▶ _The request_
Format each line of the data below as one string in a JSON list, leaving out any blank lines.

▶ _Data shown_
┏━━

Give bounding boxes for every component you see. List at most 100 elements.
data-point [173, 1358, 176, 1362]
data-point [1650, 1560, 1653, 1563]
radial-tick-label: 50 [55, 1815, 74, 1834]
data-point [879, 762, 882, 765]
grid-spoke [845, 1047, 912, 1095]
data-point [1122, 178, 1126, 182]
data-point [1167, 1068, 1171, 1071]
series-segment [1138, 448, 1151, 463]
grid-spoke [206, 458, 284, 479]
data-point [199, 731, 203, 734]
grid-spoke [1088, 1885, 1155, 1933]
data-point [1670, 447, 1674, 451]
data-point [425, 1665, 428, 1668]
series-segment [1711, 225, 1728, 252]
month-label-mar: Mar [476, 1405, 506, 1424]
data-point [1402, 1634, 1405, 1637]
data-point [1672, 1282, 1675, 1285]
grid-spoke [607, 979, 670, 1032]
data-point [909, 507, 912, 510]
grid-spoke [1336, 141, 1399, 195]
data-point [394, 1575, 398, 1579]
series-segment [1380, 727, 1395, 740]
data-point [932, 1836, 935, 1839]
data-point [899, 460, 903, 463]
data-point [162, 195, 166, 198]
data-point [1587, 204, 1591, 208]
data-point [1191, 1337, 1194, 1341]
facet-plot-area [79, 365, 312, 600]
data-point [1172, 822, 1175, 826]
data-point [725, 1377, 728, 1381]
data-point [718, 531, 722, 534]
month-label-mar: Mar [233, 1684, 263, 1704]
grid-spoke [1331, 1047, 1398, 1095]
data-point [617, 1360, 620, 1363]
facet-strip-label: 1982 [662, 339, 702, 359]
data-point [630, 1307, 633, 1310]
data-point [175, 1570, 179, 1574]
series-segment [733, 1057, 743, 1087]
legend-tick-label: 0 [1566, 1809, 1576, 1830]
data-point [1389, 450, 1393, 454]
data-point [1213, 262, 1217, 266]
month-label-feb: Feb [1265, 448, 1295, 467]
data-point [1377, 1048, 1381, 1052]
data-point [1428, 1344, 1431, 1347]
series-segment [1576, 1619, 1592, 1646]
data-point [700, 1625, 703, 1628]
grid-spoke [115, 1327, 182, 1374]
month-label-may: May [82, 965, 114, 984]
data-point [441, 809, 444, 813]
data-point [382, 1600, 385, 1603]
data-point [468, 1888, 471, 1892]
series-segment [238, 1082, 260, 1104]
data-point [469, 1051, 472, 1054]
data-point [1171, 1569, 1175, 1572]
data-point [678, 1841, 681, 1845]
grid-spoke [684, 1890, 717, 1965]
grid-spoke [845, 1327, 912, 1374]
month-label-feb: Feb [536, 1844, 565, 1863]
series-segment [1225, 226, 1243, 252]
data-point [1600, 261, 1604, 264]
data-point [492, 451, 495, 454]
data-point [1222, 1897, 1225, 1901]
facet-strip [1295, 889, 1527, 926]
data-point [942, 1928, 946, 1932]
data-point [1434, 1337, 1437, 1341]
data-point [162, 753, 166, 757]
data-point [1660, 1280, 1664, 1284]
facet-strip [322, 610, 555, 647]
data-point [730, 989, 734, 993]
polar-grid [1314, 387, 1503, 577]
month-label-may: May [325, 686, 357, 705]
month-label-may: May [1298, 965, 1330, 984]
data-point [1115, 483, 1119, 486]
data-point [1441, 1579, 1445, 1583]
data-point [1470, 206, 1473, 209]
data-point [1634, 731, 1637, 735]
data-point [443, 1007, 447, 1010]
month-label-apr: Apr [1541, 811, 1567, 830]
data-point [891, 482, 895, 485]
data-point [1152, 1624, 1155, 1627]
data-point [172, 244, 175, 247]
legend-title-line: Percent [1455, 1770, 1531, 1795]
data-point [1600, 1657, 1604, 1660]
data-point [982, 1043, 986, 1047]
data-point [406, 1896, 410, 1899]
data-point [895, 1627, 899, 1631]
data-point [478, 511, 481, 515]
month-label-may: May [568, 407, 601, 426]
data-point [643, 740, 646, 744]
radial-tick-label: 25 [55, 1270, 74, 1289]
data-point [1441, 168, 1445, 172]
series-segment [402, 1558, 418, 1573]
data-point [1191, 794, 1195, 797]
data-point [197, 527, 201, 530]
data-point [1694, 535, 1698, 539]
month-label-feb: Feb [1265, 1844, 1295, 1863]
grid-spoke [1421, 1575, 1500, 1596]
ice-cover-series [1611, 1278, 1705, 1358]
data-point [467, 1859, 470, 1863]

┗━━

▶ _Complete output_
[
  "Give bounding boxes for every component you see. List at most 100 elements.",
  "data-point [173, 1358, 176, 1362]",
  "data-point [1650, 1560, 1653, 1563]",
  "radial-tick-label: 50 [55, 1815, 74, 1834]",
  "data-point [879, 762, 882, 765]",
  "grid-spoke [845, 1047, 912, 1095]",
  "data-point [1122, 178, 1126, 182]",
  "data-point [1167, 1068, 1171, 1071]",
  "series-segment [1138, 448, 1151, 463]",
  "grid-spoke [206, 458, 284, 479]",
  "data-point [199, 731, 203, 734]",
  "grid-spoke [1088, 1885, 1155, 1933]",
  "data-point [1670, 447, 1674, 451]",
  "data-point [425, 1665, 428, 1668]",
  "series-segment [1711, 225, 1728, 252]",
  "month-label-mar: Mar [476, 1405, 506, 1424]",
  "data-point [1402, 1634, 1405, 1637]",
  "data-point [1672, 1282, 1675, 1285]",
  "grid-spoke [607, 979, 670, 1032]",
  "data-point [909, 507, 912, 510]",
  "grid-spoke [1336, 141, 1399, 195]",
  "data-point [394, 1575, 398, 1579]",
  "series-segment [1380, 727, 1395, 740]",
  "data-point [932, 1836, 935, 1839]",
  "data-point [899, 460, 903, 463]",
  "data-point [162, 195, 166, 198]",
  "data-point [1587, 204, 1591, 208]",
  "data-point [1191, 1337, 1194, 1341]",
  "facet-plot-area [79, 365, 312, 600]",
  "data-point [1172, 822, 1175, 826]",
  "data-point [725, 1377, 728, 1381]",
  "data-point [718, 531, 722, 534]",
  "month-label-mar: Mar [233, 1684, 263, 1704]",
  "grid-spoke [1331, 1047, 1398, 1095]",
  "data-point [617, 1360, 620, 1363]",
  "facet-strip-label: 1982 [662, 339, 702, 359]",
  "data-point [630, 1307, 633, 1310]",
  "data-point [175, 1570, 179, 1574]",
  "series-segment [733, 1057, 743, 1087]",
  "legend-tick-label: 0 [1566, 1809, 1576, 1830]",
  "data-point [1389, 450, 1393, 454]",
  "data-point [1213, 262, 1217, 266]",
  "month-label-feb: Feb [1265, 448, 1295, 467]",
  "data-point [1377, 1048, 1381, 1052]",
  "data-point [1428, 1344, 1431, 1347]",
  "series-segment [1576, 1619, 1592, 1646]",
  "data-point [700, 1625, 703, 1628]",
  "grid-spoke [115, 1327, 182, 1374]",
  "month-label-may: May [82, 965, 114, 984]",
  "data-point [441, 809, 444, 813]",
  "data-point [382, 1600, 385, 1603]",
  "data-point [468, 1888, 471, 1892]",
  "series-segment [238, 1082, 260, 1104]",
  "data-point [469, 1051, 472, 1054]",
  "data-point [1171, 1569, 1175, 1572]",
  "data-point [678, 1841, 681, 1845]",
  "grid-spoke [684, 1890, 717, 1965]",
  "grid-spoke [845, 1327, 912, 1374]",
  "month-label-feb: Feb [536, 1844, 565, 1863]",
  "series-segment [1225, 226, 1243, 252]",
  "data-point [1600, 261, 1604, 264]",
  "data-point [492, 451, 495, 454]",
  "data-point [1222, 1897, 1225, 1901]",
  "facet-strip [1295, 889, 1527, 926]",
  "data-point [942, 1928, 946, 1932]",
  "data-point [1434, 1337, 1437, 1341]",
  "data-point [162, 753, 166, 757]",
  "data-point [1660, 1280, 1664, 1284]",
  "facet-strip [322, 610, 555, 647]",
  "data-point [730, 989, 734, 993]",
  "polar-grid [1314, 387, 1503, 577]",
  "month-label-may: May [325, 686, 357, 705]",
  "month-label-may: May [1298, 965, 1330, 984]",
  "data-point [1115, 483, 1119, 486]",
  "data-point [1441, 1579, 1445, 1583]",
  "data-point [1470, 206, 1473, 209]",
  "data-point [1634, 731, 1637, 735]",
  "data-point [443, 1007, 447, 1010]",
  "month-label-apr: Apr [1541, 811, 1567, 830]",
  "data-point [891, 482, 895, 485]",
  "data-point [1152, 1624, 1155, 1627]",
  "data-point [172, 244, 175, 247]",
  "legend-title-line: Percent [1455, 1770, 1531, 1795]",
  "data-point [1600, 1657, 1604, 1660]",
  "data-point [982, 1043, 986, 1047]",
  "data-point [406, 1896, 410, 1899]",
  "data-point [895, 1627, 899, 1631]",
  "data-point [478, 511, 481, 515]",
  "month-label-may: May [568, 407, 601, 426]",
  "data-point [643, 740, 646, 744]",
  "radial-tick-label: 25 [55, 1270, 74, 1289]",
  "data-point [1441, 168, 1445, 172]",
  "series-segment [402, 1558, 418, 1573]",
  "data-point [1191, 794, 1195, 797]",
  "data-point [197, 527, 201, 530]",
  "data-point [1694, 535, 1698, 539]",
  "month-label-feb: Feb [1265, 1844, 1295, 1863]",
  "grid-spoke [1421, 1575, 1500, 1596]",
  "ice-cover-series [1611, 1278, 1705, 1358]",
  "data-point [467, 1859, 470, 1863]"
]